▶ Record set:
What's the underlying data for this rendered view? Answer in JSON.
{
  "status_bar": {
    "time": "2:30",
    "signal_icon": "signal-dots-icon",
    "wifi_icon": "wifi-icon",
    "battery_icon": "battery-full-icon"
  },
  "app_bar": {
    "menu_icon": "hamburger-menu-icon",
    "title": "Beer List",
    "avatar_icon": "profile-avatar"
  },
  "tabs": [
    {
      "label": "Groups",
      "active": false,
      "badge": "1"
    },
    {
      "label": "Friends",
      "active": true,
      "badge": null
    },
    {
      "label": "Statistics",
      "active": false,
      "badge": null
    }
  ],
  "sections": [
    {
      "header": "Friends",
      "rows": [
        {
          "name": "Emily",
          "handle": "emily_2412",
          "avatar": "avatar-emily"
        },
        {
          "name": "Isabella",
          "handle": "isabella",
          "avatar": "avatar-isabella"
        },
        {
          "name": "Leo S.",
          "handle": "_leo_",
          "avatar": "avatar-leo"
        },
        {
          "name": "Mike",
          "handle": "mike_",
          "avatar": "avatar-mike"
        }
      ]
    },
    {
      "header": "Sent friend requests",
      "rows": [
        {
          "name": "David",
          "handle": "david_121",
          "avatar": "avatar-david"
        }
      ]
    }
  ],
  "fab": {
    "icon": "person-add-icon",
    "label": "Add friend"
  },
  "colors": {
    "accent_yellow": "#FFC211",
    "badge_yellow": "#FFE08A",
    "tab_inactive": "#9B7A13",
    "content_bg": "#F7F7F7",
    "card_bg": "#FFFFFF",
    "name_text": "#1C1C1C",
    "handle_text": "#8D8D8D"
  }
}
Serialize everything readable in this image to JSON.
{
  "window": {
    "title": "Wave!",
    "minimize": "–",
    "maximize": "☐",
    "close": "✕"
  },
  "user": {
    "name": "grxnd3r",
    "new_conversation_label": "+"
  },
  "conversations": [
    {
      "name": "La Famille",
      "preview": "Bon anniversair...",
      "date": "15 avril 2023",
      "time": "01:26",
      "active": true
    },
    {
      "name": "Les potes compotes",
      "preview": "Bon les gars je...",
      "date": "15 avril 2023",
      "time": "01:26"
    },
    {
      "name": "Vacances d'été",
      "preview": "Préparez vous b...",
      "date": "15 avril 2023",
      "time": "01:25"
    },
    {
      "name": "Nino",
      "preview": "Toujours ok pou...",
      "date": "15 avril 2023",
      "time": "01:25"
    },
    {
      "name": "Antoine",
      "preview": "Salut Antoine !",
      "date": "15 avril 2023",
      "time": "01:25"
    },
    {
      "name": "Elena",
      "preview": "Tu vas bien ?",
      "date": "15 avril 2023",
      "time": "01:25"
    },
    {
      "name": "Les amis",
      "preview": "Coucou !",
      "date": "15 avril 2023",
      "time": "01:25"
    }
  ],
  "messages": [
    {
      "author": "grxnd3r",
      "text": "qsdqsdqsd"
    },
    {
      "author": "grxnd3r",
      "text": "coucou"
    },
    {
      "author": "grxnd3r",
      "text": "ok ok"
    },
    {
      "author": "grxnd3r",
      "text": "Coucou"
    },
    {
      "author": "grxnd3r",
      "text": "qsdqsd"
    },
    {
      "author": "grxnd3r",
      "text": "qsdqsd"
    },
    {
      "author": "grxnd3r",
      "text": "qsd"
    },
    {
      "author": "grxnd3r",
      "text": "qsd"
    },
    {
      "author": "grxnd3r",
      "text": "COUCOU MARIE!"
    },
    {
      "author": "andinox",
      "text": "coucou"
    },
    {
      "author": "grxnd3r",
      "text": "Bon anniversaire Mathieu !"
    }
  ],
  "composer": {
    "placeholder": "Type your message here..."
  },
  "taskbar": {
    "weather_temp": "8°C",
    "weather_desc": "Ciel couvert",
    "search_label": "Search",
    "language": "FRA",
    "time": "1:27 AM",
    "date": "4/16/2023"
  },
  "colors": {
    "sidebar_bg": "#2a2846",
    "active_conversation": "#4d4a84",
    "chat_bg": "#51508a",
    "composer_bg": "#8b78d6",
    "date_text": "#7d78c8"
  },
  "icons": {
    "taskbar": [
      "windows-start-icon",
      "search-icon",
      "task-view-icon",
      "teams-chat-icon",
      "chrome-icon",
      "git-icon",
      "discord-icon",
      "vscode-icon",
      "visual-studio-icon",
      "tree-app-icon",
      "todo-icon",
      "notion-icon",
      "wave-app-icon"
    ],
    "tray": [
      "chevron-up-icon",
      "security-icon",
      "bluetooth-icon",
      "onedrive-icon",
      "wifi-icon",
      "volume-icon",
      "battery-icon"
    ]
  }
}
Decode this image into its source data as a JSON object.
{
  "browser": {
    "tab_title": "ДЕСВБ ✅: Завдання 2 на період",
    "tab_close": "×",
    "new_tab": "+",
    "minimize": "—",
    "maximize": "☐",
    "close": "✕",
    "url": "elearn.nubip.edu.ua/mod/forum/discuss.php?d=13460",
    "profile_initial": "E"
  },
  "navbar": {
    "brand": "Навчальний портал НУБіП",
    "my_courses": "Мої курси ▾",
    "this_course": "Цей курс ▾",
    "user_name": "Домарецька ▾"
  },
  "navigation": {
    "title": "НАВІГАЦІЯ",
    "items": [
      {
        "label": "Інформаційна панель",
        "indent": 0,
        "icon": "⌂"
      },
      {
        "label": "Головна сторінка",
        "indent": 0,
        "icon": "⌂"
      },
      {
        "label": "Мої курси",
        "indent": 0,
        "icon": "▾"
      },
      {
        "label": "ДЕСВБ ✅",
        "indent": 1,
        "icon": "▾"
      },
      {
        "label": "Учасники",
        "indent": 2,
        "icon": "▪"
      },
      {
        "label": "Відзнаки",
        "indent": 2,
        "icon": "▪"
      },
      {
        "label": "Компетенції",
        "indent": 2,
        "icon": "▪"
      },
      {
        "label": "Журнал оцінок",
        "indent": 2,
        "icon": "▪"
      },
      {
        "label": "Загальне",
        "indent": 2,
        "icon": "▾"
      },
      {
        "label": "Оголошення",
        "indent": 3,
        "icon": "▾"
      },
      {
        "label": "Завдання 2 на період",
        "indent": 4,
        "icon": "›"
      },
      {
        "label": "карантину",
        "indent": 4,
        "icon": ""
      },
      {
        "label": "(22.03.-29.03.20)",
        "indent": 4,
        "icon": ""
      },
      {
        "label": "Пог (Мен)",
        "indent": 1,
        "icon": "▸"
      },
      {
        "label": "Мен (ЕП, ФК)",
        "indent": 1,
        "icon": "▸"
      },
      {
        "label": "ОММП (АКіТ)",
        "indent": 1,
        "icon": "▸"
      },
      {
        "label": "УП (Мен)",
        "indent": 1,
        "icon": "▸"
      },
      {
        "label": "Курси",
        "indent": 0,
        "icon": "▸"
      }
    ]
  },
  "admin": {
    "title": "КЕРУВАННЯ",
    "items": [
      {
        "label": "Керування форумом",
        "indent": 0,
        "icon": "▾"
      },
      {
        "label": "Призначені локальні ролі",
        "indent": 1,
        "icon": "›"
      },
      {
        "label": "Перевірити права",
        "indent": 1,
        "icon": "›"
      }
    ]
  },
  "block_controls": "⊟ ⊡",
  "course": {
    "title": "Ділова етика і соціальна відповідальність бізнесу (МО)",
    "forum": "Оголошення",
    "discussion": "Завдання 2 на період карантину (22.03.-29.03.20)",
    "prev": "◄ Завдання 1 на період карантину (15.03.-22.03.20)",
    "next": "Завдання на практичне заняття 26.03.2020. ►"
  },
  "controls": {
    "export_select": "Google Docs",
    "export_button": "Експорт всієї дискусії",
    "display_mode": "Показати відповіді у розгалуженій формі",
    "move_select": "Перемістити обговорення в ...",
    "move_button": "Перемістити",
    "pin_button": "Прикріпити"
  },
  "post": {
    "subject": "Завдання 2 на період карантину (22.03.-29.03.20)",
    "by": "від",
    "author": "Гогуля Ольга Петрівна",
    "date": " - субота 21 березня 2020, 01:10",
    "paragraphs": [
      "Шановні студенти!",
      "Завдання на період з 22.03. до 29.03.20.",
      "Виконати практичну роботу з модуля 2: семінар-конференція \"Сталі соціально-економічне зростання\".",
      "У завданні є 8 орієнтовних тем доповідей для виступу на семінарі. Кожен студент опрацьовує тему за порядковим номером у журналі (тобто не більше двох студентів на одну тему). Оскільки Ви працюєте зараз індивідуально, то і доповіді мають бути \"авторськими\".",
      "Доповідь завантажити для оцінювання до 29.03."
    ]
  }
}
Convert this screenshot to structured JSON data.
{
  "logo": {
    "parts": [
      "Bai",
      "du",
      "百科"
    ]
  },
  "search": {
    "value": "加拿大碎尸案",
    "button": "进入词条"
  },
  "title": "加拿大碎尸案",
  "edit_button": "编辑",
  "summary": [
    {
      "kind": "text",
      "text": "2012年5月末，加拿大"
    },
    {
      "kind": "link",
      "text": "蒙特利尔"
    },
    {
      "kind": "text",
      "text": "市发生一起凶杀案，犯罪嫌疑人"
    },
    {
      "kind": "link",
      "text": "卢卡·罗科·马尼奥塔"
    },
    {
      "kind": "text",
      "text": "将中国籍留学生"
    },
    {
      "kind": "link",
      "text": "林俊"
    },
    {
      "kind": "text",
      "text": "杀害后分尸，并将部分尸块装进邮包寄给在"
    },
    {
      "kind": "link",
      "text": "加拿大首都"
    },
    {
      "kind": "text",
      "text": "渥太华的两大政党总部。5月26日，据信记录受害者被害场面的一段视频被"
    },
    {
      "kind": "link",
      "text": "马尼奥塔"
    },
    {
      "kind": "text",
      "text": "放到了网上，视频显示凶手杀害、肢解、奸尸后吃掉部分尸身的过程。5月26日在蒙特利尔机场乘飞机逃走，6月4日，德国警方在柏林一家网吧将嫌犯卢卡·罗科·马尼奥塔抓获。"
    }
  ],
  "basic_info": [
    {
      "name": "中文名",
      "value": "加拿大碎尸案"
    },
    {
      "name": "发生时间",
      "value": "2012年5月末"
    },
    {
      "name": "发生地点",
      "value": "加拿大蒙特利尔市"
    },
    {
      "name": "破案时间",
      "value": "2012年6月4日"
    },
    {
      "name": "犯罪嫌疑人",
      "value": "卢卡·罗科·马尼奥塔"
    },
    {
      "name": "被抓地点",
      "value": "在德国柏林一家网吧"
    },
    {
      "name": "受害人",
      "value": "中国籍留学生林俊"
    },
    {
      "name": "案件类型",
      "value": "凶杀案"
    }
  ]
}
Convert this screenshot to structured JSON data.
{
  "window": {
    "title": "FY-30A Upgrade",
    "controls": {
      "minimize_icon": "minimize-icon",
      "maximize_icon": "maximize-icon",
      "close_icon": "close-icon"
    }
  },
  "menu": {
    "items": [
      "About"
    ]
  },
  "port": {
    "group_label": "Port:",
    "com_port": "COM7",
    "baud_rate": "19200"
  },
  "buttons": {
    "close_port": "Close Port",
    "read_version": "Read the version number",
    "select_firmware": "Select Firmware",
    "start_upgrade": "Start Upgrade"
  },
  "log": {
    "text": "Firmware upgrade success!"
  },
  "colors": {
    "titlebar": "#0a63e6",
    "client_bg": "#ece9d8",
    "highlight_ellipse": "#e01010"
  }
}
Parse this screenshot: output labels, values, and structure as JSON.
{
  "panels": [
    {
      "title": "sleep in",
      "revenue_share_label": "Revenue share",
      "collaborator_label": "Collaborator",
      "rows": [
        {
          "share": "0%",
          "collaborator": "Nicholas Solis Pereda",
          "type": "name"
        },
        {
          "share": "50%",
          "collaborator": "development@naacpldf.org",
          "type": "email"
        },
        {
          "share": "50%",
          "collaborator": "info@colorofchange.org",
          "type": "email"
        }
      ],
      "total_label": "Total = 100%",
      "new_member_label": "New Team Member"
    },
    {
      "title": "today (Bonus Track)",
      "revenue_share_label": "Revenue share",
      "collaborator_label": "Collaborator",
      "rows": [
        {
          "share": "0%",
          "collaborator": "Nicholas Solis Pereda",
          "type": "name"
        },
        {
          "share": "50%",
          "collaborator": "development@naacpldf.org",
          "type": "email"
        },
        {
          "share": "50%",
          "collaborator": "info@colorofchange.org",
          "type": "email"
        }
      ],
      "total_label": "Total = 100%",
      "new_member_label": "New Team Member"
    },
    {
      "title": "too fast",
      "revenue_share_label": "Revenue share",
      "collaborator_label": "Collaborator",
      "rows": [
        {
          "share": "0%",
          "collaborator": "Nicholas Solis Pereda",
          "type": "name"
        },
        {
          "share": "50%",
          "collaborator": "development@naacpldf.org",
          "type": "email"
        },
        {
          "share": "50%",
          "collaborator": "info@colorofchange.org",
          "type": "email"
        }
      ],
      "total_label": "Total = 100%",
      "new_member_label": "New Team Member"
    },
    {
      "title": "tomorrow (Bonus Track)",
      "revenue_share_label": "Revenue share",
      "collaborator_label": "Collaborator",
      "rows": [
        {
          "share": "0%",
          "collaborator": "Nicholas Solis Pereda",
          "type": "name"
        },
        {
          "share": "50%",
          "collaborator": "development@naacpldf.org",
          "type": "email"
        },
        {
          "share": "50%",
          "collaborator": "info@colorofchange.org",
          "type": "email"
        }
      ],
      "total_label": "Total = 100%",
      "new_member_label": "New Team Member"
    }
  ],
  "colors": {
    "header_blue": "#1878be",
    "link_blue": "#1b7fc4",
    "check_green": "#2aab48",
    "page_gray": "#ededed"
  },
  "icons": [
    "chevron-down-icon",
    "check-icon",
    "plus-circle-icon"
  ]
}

▶ Work to complete: Scan the records above for the string "image", then select every line that holds it.

▶ Output for this exercise:
Serialize everything readable in this image to JSON.
Decode this image into its source data as a JSON object.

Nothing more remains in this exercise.